**Input material:**
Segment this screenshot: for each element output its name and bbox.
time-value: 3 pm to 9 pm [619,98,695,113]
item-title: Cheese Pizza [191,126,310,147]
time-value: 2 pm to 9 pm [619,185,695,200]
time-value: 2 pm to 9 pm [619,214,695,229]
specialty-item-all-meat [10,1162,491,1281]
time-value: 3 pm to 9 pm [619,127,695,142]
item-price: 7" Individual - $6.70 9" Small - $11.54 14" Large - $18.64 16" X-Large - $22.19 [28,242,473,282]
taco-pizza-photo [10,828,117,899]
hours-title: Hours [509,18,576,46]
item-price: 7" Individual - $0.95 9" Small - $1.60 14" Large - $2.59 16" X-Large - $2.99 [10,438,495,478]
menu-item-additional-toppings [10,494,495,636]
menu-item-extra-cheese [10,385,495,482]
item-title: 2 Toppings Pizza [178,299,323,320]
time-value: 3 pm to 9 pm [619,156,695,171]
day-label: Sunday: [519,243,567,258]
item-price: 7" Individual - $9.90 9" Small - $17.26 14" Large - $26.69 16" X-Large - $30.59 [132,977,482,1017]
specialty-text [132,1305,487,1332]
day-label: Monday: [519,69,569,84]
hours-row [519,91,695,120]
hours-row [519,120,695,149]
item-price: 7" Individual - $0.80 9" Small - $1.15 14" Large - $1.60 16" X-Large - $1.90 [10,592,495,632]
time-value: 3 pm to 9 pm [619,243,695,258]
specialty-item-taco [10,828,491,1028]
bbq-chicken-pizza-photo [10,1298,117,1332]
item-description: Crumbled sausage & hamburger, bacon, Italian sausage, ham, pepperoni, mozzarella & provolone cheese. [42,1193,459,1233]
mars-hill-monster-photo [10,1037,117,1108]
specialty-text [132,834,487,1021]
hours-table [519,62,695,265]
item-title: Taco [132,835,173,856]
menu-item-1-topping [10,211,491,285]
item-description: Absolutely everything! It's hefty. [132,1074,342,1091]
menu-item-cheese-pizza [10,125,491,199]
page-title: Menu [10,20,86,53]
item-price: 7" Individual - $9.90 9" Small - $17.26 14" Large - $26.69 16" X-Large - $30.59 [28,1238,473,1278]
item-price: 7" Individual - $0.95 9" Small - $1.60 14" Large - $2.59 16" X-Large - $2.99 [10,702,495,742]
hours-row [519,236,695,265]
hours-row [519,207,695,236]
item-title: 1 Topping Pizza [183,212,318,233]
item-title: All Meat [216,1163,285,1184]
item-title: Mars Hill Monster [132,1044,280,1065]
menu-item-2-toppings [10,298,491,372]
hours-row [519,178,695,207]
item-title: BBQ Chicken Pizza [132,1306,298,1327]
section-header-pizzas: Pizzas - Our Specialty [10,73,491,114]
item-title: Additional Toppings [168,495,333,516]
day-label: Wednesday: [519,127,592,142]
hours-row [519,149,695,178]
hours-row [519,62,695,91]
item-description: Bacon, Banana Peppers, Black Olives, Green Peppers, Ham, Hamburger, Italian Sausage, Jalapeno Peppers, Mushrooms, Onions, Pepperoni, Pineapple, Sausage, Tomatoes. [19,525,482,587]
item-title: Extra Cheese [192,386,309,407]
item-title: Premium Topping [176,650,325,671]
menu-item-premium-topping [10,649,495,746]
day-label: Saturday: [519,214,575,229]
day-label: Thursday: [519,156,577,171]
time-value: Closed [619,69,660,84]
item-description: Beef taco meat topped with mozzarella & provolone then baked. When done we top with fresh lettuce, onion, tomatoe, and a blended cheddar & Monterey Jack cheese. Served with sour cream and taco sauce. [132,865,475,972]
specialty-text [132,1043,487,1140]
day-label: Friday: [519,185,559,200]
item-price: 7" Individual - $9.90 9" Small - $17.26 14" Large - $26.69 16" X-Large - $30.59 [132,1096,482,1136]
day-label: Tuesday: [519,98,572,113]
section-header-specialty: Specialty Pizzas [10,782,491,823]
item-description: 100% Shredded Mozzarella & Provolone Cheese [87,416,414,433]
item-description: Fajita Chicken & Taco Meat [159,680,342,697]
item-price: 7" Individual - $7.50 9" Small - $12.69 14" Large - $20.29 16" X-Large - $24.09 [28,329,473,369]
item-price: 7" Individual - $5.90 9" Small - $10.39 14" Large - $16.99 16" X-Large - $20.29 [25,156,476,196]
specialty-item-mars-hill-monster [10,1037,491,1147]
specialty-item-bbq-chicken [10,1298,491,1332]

**To be done:** Can you write out every one of the records above verbatim, with no changes to any line?

**Task response:**
Segment this screenshot: for each element output its name and bbox.
time-value: 3 pm to 9 pm [619,98,695,113]
item-title: Cheese Pizza [191,126,310,147]
time-value: 2 pm to 9 pm [619,185,695,200]
time-value: 2 pm to 9 pm [619,214,695,229]
specialty-item-all-meat [10,1162,491,1281]
time-value: 3 pm to 9 pm [619,127,695,142]
item-price: 7" Individual - $6.70 9" Small - $11.54 14" Large - $18.64 16" X-Large - $22.19 [28,242,473,282]
taco-pizza-photo [10,828,117,899]
hours-title: Hours [509,18,576,46]
item-price: 7" Individual - $0.95 9" Small - $1.60 14" Large - $2.59 16" X-Large - $2.99 [10,438,495,478]
menu-item-additional-toppings [10,494,495,636]
menu-item-extra-cheese [10,385,495,482]
item-title: 2 Toppings Pizza [178,299,323,320]
time-value: 3 pm to 9 pm [619,156,695,171]
day-label: Sunday: [519,243,567,258]
item-price: 7" Individual - $9.90 9" Small - $17.26 14" Large - $26.69 16" X-Large - $30.59 [132,977,482,1017]
specialty-text [132,1305,487,1332]
day-label: Monday: [519,69,569,84]
hours-row [519,91,695,120]
hours-row [519,120,695,149]
item-price: 7" Individual - $0.80 9" Small - $1.15 14" Large - $1.60 16" X-Large - $1.90 [10,592,495,632]
time-value: 3 pm to 9 pm [619,243,695,258]
specialty-item-taco [10,828,491,1028]
bbq-chicken-pizza-photo [10,1298,117,1332]
item-description: Crumbled sausage & hamburger, bacon, Italian sausage, ham, pepperoni, mozzarella & provolone cheese. [42,1193,459,1233]
mars-hill-monster-photo [10,1037,117,1108]
specialty-text [132,834,487,1021]
hours-table [519,62,695,265]
item-title: Taco [132,835,173,856]
menu-item-1-topping [10,211,491,285]
item-description: Absolutely everything! It's hefty. [132,1074,342,1091]
menu-item-cheese-pizza [10,125,491,199]
page-title: Menu [10,20,86,53]
item-price: 7" Individual - $9.90 9" Small - $17.26 14" Large - $26.69 16" X-Large - $30.59 [28,1238,473,1278]
item-price: 7" Individual - $0.95 9" Small - $1.60 14" Large - $2.59 16" X-Large - $2.99 [10,702,495,742]
hours-row [519,236,695,265]
hours-row [519,207,695,236]
item-title: 1 Topping Pizza [183,212,318,233]
item-title: All Meat [216,1163,285,1184]
item-title: Mars Hill Monster [132,1044,280,1065]
menu-item-2-toppings [10,298,491,372]
hours-row [519,178,695,207]
item-title: BBQ Chicken Pizza [132,1306,298,1327]
section-header-pizzas: Pizzas - Our Specialty [10,73,491,114]
item-title: Additional Toppings [168,495,333,516]
day-label: Wednesday: [519,127,592,142]
hours-row [519,149,695,178]
hours-row [519,62,695,91]
item-description: Bacon, Banana Peppers, Black Olives, Green Peppers, Ham, Hamburger, Italian Sausage, Jalapeno Peppers, Mushrooms, Onions, Pepperoni, Pineapple, Sausage, Tomatoes. [19,525,482,587]
item-title: Extra Cheese [192,386,309,407]
item-title: Premium Topping [176,650,325,671]
menu-item-premium-topping [10,649,495,746]
day-label: Saturday: [519,214,575,229]
day-label: Thursday: [519,156,577,171]
time-value: Closed [619,69,660,84]
item-description: Beef taco meat topped with mozzarella & provolone then baked. When done we top with fresh lettuce, onion, tomatoe, and a blended cheddar & Monterey Jack cheese. Served with sour cream and taco sauce. [132,865,475,972]
specialty-text [132,1043,487,1140]
day-label: Friday: [519,185,559,200]
item-price: 7" Individual - $9.90 9" Small - $17.26 14" Large - $26.69 16" X-Large - $30.59 [132,1096,482,1136]
day-label: Tuesday: [519,98,572,113]
section-header-specialty: Specialty Pizzas [10,782,491,823]
item-description: 100% Shredded Mozzarella & Provolone Cheese [87,416,414,433]
item-description: Fajita Chicken & Taco Meat [159,680,342,697]
item-price: 7" Individual - $7.50 9" Small - $12.69 14" Large - $20.29 16" X-Large - $24.09 [28,329,473,369]
item-price: 7" Individual - $5.90 9" Small - $10.39 14" Large - $16.99 16" X-Large - $20.29 [25,156,476,196]
specialty-item-mars-hill-monster [10,1037,491,1147]
specialty-item-bbq-chicken [10,1298,491,1332]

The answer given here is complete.